___ ENTRIES PROVIDED ___
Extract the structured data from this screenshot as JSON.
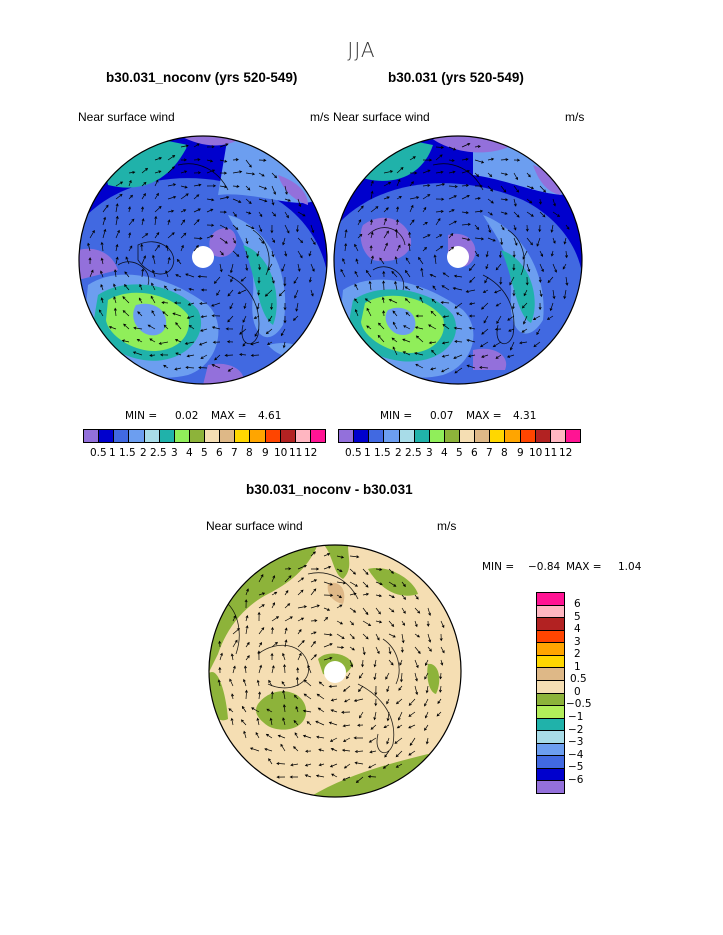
{
  "page": {
    "season": "JJA",
    "panel1": {
      "title": "b30.031_noconv (yrs 520-549)",
      "field_label": "Near surface wind",
      "units": "m/s",
      "min_label": "MIN =",
      "min_value": "0.02",
      "max_label": "MAX =",
      "max_value": "4.61"
    },
    "panel2": {
      "title": "b30.031 (yrs 520-549)",
      "field_label": "Near surface wind",
      "units": "m/s",
      "min_label": "MIN =",
      "min_value": "0.07",
      "max_label": "MAX =",
      "max_value": "4.31"
    },
    "panel3": {
      "title": "b30.031_noconv - b30.031",
      "field_label": "Near surface wind",
      "units": "m/s",
      "min_label": "MIN =",
      "min_value": "−0.84",
      "max_label": "MAX =",
      "max_value": "1.04"
    },
    "abs_scale": {
      "levels": [
        "0.5",
        "1",
        "1.5",
        "2",
        "2.5",
        "3",
        "4",
        "5",
        "6",
        "7",
        "8",
        "9",
        "10",
        "11",
        "12"
      ],
      "colors": [
        "#9370db",
        "#0000cd",
        "#4169e1",
        "#6c9ef0",
        "#a8dce8",
        "#20b2aa",
        "#90ee5a",
        "#8db33a",
        "#f5deb3",
        "#deb887",
        "#ffd700",
        "#ffa500",
        "#ff4500",
        "#b22222",
        "#ffb6c1",
        "#ff1493"
      ]
    },
    "diff_scale": {
      "levels": [
        "6",
        "5",
        "4",
        "3",
        "2",
        "1",
        "0.5",
        "0",
        "−0.5",
        "−1",
        "−2",
        "−3",
        "−4",
        "−5",
        "−6"
      ],
      "colors": [
        "#ff1493",
        "#ffb6c1",
        "#b22222",
        "#ff4500",
        "#ffa500",
        "#ffd700",
        "#deb887",
        "#f5deb3",
        "#8db33a",
        "#b3ee5a",
        "#20b2aa",
        "#a8dce8",
        "#6c9ef0",
        "#4169e1",
        "#0000cd",
        "#9370db"
      ]
    }
  }
}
___
**EXERCISE GOAL:**
Every line containing the string "title" must be listed.

**TASK SOLUTION:**
      "title": "b30.031_noconv (yrs 520-549)",
      "title": "b30.031 (yrs 520-549)",
      "title": "b30.031_noconv - b30.031",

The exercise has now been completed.